TASK REQUIREMENTS | Reproduce the entries from the first line up to and including the line containing "553, 719, 572]", substituting "text-line" for every occurrence of "paragraph-line" and leaving everything else unchanged.

DATASET RECORDS |
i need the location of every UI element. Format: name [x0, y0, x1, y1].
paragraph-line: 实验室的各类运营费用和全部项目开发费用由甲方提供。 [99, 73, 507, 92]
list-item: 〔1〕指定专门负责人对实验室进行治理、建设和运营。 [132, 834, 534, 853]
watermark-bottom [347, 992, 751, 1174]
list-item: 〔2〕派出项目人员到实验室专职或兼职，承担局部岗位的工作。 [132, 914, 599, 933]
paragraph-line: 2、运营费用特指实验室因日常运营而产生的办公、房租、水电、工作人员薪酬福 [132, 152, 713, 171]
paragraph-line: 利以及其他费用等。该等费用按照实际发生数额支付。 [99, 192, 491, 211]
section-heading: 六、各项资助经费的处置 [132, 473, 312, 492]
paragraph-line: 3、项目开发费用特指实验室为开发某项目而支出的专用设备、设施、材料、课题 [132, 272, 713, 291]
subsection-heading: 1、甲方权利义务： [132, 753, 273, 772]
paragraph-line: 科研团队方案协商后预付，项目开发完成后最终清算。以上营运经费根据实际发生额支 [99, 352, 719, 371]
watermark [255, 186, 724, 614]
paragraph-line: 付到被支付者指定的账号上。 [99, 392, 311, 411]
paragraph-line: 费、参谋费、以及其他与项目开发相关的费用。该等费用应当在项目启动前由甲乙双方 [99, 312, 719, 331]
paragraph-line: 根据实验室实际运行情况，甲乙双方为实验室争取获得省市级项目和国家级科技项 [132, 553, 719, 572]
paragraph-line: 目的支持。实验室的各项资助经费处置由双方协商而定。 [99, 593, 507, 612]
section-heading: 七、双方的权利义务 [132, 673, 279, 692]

SOLUTION TO THE PROBLEM |
i need the location of every UI element. Format: name [x0, y0, x1, y1].
text-line: 实验室的各类运营费用和全部项目开发费用由甲方提供。 [99, 73, 507, 92]
list-item: 〔1〕指定专门负责人对实验室进行治理、建设和运营。 [132, 834, 534, 853]
watermark-bottom [347, 992, 751, 1174]
list-item: 〔2〕派出项目人员到实验室专职或兼职，承担局部岗位的工作。 [132, 914, 599, 933]
text-line: 2、运营费用特指实验室因日常运营而产生的办公、房租、水电、工作人员薪酬福 [132, 152, 713, 171]
text-line: 利以及其他费用等。该等费用按照实际发生数额支付。 [99, 192, 491, 211]
section-heading: 六、各项资助经费的处置 [132, 473, 312, 492]
text-line: 3、项目开发费用特指实验室为开发某项目而支出的专用设备、设施、材料、课题 [132, 272, 713, 291]
subsection-heading: 1、甲方权利义务： [132, 753, 273, 772]
text-line: 科研团队方案协商后预付，项目开发完成后最终清算。以上营运经费根据实际发生额支 [99, 352, 719, 371]
watermark [255, 186, 724, 614]
text-line: 付到被支付者指定的账号上。 [99, 392, 311, 411]
text-line: 费、参谋费、以及其他与项目开发相关的费用。该等费用应当在项目启动前由甲乙双方 [99, 312, 719, 331]
text-line: 根据实验室实际运行情况，甲乙双方为实验室争取获得省市级项目和国家级科技项 [132, 553, 719, 572]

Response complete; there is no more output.